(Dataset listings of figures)
§ §

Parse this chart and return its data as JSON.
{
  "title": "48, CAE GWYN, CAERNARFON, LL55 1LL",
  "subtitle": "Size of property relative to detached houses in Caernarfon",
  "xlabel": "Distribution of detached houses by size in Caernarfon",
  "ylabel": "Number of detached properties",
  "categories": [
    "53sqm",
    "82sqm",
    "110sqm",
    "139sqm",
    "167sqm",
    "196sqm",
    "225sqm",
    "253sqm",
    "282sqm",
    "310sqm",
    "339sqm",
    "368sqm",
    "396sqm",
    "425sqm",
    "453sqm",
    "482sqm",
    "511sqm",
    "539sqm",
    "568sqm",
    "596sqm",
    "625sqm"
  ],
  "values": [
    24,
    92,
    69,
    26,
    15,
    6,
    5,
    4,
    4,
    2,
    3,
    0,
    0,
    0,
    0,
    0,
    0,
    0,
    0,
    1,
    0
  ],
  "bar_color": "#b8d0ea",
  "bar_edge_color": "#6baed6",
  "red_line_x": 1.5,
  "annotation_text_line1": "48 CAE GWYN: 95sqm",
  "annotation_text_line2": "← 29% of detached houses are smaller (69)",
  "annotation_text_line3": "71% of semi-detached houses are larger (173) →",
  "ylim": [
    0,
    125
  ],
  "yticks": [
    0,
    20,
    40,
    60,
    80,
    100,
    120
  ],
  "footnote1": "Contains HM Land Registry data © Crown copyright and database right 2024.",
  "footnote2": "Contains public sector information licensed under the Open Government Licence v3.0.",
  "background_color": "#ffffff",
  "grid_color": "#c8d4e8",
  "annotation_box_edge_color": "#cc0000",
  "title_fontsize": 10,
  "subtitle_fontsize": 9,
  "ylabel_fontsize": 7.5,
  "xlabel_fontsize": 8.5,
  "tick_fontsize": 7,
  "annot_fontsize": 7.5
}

§ §

Every line of the data above should be copied exactly.

- Completed exercise -
Parse this chart and return its data as JSON.
{
  "title": "48, CAE GWYN, CAERNARFON, LL55 1LL",
  "subtitle": "Size of property relative to detached houses in Caernarfon",
  "xlabel": "Distribution of detached houses by size in Caernarfon",
  "ylabel": "Number of detached properties",
  "categories": [
    "53sqm",
    "82sqm",
    "110sqm",
    "139sqm",
    "167sqm",
    "196sqm",
    "225sqm",
    "253sqm",
    "282sqm",
    "310sqm",
    "339sqm",
    "368sqm",
    "396sqm",
    "425sqm",
    "453sqm",
    "482sqm",
    "511sqm",
    "539sqm",
    "568sqm",
    "596sqm",
    "625sqm"
  ],
  "values": [
    24,
    92,
    69,
    26,
    15,
    6,
    5,
    4,
    4,
    2,
    3,
    0,
    0,
    0,
    0,
    0,
    0,
    0,
    0,
    1,
    0
  ],
  "bar_color": "#b8d0ea",
  "bar_edge_color": "#6baed6",
  "red_line_x": 1.5,
  "annotation_text_line1": "48 CAE GWYN: 95sqm",
  "annotation_text_line2": "← 29% of detached houses are smaller (69)",
  "annotation_text_line3": "71% of semi-detached houses are larger (173) →",
  "ylim": [
    0,
    125
  ],
  "yticks": [
    0,
    20,
    40,
    60,
    80,
    100,
    120
  ],
  "footnote1": "Contains HM Land Registry data © Crown copyright and database right 2024.",
  "footnote2": "Contains public sector information licensed under the Open Government Licence v3.0.",
  "background_color": "#ffffff",
  "grid_color": "#c8d4e8",
  "annotation_box_edge_color": "#cc0000",
  "title_fontsize": 10,
  "subtitle_fontsize": 9,
  "ylabel_fontsize": 7.5,
  "xlabel_fontsize": 8.5,
  "tick_fontsize": 7,
  "annot_fontsize": 7.5
}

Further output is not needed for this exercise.